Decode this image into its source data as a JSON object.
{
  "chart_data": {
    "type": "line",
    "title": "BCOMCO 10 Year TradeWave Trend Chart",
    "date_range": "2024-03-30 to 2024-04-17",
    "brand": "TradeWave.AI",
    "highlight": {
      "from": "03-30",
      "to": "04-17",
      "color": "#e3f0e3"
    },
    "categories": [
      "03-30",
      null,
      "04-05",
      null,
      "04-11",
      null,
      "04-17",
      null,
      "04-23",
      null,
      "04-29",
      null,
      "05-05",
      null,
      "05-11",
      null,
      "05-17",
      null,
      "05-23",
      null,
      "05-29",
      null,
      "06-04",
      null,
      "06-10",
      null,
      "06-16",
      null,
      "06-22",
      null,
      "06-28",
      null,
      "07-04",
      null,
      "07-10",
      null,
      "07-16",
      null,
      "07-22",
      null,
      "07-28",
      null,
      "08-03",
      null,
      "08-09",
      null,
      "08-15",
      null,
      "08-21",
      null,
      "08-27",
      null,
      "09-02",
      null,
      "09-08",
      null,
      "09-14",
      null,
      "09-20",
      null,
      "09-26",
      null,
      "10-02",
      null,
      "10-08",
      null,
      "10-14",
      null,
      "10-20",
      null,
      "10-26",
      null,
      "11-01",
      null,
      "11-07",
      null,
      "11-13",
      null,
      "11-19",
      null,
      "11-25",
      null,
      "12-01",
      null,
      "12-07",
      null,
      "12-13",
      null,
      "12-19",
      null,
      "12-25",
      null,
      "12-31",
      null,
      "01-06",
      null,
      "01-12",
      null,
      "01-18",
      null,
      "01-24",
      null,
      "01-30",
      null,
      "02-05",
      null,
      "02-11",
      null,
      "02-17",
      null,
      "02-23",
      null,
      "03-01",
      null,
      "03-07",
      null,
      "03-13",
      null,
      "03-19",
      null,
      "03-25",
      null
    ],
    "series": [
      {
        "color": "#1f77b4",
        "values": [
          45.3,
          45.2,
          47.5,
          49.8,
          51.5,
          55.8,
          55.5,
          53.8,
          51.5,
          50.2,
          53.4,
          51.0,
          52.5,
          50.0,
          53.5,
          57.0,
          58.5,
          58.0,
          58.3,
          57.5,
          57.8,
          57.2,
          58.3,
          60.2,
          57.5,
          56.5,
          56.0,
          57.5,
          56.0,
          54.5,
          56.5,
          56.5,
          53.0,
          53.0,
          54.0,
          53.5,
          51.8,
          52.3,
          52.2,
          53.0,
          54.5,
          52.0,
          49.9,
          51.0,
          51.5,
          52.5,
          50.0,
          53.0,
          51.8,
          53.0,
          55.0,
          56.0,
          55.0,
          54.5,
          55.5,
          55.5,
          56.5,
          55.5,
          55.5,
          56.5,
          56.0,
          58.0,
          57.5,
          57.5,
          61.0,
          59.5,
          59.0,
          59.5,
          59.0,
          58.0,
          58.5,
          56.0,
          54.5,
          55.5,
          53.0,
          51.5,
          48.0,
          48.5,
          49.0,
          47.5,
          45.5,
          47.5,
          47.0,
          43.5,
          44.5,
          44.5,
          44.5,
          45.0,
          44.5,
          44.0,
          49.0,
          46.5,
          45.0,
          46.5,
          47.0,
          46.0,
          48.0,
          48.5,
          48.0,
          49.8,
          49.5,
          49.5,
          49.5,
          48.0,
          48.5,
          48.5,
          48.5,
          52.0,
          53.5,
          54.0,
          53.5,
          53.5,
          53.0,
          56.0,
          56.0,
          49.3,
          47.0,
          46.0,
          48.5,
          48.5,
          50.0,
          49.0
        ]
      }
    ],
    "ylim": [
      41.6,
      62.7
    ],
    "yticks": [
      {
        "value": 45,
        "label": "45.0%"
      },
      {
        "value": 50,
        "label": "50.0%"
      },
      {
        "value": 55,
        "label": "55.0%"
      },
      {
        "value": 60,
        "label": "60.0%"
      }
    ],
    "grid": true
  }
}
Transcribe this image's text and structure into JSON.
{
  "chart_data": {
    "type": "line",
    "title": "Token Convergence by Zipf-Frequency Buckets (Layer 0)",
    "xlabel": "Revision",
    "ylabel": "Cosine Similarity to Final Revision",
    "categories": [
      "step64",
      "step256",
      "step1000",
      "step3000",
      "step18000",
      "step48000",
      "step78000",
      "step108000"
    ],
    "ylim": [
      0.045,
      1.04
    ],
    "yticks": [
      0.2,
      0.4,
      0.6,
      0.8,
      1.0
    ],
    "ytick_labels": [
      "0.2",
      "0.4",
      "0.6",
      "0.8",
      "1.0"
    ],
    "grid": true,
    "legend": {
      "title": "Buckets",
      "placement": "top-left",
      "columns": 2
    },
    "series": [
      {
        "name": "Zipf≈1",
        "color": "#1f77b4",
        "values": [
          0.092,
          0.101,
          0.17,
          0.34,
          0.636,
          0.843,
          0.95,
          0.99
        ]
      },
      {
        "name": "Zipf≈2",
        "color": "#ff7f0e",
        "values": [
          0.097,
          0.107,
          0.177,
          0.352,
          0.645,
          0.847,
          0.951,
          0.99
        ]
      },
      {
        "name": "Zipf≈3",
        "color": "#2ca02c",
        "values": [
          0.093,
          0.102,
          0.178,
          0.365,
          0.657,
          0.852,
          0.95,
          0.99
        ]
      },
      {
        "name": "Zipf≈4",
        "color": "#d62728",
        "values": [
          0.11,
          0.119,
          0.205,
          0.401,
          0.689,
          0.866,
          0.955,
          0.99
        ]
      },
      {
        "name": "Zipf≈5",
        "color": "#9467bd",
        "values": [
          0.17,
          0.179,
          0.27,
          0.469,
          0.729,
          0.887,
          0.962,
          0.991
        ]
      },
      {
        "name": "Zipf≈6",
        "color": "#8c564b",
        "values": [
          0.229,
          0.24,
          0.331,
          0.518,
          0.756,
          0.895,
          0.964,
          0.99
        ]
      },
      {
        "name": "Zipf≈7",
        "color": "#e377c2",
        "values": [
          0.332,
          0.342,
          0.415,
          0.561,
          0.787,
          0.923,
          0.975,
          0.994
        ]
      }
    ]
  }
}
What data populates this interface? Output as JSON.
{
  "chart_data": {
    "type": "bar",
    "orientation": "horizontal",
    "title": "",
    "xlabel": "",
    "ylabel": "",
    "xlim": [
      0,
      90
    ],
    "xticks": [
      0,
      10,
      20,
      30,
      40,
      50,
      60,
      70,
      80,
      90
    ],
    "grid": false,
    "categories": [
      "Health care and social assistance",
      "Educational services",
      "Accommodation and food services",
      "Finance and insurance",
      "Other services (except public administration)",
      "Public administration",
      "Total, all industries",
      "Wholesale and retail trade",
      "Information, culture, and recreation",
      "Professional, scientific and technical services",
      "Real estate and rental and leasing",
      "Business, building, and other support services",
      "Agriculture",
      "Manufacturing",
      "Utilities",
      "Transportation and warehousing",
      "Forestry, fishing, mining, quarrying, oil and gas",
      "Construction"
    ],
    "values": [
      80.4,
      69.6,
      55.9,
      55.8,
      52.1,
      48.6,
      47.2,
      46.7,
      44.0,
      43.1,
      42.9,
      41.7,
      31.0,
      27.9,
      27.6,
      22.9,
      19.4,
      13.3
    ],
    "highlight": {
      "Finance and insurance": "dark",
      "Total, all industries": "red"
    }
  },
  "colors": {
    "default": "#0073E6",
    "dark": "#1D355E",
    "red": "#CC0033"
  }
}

________________________

- **WHAT THE EXERCISE ASKS**
Among the entries above, identify all lines with "Total" and copy them.

- **ANSWER TO THE PROBLEM**
      "Total, all industries",
      "Total, all industries": "red"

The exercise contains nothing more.